* _Short exercise_
Give the total number of lines with the word "Internet" in them, and no other words.

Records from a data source
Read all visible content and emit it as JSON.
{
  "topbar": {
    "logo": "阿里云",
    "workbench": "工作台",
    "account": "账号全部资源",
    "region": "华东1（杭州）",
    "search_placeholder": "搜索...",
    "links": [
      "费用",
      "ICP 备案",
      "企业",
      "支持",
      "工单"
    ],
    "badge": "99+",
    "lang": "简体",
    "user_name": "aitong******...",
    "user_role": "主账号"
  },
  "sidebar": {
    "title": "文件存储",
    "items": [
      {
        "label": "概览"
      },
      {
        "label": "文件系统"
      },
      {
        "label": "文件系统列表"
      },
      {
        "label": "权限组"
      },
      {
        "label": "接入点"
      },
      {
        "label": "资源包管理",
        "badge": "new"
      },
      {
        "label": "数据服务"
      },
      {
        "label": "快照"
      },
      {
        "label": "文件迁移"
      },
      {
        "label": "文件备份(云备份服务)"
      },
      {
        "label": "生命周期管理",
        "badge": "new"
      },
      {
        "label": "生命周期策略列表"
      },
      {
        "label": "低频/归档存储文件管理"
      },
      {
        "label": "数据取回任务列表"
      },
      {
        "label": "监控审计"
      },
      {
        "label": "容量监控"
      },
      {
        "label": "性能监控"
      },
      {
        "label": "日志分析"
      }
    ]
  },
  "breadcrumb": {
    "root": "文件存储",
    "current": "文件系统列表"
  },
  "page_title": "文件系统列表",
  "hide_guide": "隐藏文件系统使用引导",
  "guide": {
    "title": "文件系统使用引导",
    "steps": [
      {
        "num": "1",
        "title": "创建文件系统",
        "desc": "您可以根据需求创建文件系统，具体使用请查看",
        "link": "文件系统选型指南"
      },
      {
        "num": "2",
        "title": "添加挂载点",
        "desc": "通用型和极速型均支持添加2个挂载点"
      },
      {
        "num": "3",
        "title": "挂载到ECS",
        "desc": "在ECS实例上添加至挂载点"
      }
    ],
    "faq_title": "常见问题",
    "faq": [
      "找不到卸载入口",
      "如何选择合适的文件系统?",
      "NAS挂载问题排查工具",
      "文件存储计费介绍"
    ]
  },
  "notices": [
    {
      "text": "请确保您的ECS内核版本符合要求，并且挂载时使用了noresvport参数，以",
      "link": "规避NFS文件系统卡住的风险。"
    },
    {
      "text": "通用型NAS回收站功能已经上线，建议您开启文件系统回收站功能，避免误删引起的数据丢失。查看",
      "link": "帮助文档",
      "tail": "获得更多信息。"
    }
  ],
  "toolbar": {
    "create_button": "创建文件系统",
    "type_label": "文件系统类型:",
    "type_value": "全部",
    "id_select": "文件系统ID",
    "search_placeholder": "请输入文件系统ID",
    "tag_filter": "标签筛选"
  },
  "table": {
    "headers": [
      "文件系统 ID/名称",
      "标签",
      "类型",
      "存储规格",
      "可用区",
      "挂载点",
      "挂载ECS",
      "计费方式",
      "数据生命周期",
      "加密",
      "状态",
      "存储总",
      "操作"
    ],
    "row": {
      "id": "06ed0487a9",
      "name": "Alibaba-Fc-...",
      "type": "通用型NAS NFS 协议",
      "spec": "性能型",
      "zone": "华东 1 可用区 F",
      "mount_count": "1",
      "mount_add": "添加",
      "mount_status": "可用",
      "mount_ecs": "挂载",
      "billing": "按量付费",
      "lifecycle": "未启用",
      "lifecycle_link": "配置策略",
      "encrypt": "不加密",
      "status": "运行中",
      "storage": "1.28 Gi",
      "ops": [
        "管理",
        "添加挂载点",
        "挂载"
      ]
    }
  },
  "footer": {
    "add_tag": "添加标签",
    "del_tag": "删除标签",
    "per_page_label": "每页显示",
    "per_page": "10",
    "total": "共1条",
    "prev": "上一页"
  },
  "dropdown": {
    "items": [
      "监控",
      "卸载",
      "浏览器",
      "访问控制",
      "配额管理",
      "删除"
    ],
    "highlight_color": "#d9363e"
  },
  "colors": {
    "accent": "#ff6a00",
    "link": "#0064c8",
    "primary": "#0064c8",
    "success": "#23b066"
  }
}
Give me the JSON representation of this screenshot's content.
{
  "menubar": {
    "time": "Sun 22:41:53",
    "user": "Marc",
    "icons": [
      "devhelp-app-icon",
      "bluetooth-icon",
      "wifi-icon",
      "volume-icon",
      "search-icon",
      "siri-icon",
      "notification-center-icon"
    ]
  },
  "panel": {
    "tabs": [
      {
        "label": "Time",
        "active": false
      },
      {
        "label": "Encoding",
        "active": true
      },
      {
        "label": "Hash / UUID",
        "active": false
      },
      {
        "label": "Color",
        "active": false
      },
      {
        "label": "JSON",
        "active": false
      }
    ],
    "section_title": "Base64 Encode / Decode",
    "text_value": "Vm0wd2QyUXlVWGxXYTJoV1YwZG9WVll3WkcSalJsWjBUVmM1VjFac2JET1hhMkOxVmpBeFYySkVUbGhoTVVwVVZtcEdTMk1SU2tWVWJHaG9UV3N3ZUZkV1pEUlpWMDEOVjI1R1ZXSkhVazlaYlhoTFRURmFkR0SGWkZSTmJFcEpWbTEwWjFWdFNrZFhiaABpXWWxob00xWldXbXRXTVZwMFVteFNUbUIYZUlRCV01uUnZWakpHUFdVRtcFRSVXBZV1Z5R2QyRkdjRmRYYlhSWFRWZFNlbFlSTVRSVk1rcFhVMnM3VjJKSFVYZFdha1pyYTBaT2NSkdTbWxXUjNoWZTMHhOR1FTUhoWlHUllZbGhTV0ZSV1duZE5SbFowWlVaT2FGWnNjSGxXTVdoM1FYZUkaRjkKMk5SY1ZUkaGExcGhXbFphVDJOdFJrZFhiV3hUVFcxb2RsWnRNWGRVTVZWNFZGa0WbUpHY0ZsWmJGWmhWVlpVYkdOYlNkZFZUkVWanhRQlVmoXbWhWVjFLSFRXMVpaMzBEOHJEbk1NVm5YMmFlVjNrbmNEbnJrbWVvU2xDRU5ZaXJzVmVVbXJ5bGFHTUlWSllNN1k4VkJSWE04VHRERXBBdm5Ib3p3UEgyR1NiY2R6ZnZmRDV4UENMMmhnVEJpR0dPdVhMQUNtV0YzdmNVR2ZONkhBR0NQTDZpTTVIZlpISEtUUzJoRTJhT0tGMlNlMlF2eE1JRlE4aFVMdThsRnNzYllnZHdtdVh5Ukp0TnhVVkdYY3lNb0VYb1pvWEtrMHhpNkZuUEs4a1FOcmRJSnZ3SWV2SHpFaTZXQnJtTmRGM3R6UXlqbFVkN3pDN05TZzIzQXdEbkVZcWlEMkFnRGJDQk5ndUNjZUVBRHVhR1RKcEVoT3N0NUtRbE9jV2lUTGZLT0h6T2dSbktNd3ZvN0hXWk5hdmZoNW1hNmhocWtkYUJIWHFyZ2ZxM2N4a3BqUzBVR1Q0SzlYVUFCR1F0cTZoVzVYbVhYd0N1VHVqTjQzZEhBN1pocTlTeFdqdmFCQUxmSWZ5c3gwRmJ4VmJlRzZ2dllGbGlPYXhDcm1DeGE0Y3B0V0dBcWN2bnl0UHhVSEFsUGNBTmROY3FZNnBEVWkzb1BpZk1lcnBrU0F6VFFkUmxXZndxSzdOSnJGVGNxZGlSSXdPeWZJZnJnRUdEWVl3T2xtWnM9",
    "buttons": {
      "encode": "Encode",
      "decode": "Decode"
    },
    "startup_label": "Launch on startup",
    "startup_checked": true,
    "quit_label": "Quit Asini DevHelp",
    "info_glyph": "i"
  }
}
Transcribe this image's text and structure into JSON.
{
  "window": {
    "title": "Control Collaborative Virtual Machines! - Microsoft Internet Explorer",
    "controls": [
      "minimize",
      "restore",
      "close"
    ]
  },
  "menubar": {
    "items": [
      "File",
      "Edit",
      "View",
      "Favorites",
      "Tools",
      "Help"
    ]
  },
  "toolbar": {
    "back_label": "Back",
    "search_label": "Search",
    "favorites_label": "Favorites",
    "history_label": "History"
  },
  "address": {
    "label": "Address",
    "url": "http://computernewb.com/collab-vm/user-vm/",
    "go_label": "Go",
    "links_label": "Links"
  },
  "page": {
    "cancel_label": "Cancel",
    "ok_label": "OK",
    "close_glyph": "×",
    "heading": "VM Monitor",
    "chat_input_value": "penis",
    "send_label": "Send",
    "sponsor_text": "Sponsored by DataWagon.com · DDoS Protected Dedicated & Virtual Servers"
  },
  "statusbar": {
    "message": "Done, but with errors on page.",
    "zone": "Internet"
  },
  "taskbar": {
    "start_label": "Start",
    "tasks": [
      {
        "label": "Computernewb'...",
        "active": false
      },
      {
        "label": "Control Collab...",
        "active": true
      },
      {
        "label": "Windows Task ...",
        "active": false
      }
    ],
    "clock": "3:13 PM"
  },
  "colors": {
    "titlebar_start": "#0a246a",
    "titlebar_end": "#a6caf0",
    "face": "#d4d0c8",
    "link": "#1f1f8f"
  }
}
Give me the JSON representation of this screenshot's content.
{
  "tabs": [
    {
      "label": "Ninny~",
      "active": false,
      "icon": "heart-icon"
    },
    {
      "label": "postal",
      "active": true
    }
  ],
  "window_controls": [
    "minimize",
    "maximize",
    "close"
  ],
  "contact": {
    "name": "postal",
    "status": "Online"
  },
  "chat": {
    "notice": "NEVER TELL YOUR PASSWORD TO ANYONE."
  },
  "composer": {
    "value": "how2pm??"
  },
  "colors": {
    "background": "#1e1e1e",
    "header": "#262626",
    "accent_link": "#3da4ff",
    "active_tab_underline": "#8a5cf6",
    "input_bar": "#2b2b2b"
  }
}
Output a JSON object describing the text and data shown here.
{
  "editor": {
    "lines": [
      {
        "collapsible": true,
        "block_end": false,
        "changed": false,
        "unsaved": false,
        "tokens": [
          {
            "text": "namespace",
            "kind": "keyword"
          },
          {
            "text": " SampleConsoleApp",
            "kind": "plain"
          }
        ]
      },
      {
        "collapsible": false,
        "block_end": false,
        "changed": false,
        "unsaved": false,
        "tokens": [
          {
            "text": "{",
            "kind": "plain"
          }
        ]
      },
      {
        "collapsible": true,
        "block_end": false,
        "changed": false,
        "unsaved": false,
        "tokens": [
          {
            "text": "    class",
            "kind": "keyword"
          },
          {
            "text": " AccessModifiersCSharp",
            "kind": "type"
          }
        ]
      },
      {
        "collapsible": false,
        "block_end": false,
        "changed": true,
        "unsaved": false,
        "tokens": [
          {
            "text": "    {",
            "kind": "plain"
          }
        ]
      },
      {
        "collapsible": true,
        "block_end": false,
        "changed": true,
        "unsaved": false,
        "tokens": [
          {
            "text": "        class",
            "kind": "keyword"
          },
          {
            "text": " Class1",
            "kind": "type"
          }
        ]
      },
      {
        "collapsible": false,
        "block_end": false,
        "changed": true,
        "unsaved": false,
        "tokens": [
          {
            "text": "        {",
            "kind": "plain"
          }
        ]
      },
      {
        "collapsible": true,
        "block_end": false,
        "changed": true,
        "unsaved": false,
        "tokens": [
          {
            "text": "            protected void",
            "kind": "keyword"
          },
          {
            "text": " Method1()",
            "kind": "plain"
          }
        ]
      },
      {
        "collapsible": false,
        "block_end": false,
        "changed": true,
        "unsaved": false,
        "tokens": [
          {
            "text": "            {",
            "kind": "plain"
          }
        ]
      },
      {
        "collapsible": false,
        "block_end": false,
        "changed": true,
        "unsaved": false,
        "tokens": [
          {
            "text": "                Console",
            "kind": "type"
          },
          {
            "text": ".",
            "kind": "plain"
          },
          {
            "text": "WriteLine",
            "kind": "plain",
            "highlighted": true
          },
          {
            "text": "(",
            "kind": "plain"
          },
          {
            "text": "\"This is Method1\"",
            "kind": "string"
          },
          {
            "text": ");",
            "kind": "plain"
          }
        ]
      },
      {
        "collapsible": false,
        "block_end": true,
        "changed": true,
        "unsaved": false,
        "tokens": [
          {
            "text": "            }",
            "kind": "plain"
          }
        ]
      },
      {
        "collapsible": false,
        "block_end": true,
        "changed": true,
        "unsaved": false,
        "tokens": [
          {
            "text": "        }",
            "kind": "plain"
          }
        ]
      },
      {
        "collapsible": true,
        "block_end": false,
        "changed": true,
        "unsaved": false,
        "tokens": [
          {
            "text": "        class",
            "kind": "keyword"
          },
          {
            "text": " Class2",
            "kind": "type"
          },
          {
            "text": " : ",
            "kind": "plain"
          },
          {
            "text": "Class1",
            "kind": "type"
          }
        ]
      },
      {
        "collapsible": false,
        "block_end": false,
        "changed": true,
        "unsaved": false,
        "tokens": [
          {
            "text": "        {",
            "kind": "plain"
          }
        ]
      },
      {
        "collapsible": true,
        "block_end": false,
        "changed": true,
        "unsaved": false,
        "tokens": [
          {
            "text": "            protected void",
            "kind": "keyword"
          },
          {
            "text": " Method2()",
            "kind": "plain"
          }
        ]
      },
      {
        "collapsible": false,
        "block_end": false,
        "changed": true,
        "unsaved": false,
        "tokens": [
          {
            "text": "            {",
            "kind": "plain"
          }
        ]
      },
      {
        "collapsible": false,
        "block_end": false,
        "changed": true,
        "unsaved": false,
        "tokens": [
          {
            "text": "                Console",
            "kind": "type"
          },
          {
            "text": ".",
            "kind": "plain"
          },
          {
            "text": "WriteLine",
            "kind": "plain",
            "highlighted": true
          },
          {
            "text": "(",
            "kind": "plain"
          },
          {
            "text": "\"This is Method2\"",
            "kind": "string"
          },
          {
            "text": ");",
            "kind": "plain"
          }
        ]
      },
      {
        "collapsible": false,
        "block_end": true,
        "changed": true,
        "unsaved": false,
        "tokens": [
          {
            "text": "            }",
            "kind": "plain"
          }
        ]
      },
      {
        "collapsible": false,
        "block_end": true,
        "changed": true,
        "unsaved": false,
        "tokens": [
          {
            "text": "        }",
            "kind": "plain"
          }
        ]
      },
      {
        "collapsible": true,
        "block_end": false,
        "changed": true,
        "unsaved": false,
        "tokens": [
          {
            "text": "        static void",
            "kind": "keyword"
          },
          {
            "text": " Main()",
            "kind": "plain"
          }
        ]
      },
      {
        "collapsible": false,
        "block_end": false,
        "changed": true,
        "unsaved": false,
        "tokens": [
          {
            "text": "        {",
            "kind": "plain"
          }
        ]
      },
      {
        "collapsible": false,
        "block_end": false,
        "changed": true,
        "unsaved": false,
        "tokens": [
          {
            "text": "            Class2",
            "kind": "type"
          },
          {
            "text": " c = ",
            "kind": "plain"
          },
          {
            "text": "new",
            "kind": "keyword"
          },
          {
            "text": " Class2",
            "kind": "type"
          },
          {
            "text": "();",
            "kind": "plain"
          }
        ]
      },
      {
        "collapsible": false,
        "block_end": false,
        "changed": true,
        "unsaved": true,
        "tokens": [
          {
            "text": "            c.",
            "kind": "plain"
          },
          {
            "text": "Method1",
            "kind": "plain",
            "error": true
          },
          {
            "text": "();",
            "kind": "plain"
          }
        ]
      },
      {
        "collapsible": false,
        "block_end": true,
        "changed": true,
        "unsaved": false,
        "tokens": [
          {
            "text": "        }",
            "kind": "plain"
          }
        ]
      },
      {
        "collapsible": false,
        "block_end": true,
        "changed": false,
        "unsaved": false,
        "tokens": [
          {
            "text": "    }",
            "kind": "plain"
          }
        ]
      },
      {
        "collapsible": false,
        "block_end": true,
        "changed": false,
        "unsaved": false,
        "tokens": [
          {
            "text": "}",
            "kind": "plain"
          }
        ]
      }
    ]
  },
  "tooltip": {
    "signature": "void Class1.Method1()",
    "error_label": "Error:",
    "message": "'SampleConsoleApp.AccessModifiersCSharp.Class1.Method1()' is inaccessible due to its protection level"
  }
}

* _Full answer_
2